▶ **TO BE DONE**
Pick out every line with the word "label" and copy it.
· · · · · · ·
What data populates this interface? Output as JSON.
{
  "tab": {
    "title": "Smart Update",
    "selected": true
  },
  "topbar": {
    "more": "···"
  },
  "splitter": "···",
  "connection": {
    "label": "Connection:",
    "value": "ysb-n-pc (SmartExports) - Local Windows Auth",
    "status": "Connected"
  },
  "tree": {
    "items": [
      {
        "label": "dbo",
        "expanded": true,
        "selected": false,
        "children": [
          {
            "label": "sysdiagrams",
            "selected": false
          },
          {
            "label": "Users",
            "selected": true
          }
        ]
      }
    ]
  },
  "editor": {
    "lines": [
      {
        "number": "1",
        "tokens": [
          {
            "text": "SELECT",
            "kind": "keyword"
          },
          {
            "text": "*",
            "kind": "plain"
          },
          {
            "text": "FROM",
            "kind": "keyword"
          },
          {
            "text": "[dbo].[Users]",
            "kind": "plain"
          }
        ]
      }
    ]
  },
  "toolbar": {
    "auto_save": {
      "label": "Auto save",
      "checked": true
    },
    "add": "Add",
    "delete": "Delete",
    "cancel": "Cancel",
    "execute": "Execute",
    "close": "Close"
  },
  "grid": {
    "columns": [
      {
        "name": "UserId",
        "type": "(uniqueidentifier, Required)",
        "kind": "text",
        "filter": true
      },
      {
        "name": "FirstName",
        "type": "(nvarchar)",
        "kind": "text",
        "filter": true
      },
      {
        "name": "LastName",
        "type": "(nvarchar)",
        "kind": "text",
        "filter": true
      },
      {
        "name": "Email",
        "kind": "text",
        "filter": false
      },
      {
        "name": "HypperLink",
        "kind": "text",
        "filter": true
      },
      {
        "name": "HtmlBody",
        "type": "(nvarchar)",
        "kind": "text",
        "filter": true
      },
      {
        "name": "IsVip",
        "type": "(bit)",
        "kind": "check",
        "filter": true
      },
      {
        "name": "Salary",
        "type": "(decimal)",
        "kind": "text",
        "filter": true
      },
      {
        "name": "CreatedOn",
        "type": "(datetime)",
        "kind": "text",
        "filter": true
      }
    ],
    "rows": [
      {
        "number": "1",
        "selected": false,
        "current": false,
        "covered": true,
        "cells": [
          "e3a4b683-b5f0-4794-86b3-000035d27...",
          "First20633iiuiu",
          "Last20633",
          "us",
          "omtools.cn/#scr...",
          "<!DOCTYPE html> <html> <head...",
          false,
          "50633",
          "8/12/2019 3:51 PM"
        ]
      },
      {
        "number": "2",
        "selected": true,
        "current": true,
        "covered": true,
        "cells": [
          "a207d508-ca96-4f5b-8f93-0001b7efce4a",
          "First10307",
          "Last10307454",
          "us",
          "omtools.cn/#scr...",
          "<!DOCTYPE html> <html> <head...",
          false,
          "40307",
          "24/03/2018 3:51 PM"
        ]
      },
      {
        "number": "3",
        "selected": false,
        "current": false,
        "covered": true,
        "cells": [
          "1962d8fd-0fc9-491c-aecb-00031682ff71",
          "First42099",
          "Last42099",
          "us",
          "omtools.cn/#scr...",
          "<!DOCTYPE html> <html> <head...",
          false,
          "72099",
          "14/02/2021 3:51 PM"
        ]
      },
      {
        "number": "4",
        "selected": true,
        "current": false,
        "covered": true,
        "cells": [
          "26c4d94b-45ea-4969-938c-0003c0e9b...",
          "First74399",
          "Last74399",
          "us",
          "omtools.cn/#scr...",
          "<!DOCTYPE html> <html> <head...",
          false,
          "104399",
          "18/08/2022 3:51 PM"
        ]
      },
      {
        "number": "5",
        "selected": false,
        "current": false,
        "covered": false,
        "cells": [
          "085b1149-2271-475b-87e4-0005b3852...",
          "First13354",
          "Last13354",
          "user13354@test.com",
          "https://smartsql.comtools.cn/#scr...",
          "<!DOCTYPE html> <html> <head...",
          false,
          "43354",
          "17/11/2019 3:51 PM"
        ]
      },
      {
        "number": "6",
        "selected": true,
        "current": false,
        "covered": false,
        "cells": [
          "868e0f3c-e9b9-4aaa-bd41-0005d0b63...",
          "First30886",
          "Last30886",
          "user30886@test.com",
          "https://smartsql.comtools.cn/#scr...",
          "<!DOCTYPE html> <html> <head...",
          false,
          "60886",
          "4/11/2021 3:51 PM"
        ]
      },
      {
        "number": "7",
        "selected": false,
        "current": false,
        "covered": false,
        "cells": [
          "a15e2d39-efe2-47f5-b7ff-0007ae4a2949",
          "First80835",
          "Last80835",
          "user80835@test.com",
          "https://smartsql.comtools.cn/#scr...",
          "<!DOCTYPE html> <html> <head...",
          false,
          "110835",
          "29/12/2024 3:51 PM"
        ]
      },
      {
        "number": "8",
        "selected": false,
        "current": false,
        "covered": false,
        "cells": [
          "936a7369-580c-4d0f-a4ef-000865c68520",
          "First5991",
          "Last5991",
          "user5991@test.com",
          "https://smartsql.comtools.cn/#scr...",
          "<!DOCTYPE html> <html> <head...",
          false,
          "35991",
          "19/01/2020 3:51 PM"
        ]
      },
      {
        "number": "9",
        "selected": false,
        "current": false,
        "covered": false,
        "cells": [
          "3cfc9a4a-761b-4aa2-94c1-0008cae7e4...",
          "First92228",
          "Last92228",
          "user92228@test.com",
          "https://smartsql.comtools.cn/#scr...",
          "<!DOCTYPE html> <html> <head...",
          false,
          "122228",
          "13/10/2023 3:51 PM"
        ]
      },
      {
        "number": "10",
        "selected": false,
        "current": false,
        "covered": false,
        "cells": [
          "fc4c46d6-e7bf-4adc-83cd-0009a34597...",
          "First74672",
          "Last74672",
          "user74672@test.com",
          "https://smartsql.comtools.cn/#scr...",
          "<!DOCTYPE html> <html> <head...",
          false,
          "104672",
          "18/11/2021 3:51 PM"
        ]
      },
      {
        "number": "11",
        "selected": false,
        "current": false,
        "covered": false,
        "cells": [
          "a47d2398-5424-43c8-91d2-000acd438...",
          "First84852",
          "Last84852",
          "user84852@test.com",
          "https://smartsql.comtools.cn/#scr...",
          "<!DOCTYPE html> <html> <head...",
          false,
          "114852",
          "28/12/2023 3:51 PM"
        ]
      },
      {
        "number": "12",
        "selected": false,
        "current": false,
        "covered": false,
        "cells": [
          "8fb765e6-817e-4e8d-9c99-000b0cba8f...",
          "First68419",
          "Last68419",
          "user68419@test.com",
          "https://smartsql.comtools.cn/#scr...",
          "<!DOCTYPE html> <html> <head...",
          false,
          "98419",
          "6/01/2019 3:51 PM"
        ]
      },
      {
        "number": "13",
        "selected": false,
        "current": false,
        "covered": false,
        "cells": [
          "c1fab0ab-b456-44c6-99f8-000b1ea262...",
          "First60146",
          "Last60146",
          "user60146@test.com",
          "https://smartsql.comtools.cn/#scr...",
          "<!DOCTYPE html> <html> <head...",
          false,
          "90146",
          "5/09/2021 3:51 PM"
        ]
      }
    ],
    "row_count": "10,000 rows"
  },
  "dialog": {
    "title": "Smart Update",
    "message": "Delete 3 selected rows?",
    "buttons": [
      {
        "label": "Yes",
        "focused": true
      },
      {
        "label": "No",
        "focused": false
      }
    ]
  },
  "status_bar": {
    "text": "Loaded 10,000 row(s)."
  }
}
· · · · · · ·
▶ **THE ANSWER**
    "label": "Connection:",
        "label": "dbo",
            "label": "sysdiagrams",
            "label": "Users",
      "label": "Auto save",
        "label": "Yes",
        "label": "No",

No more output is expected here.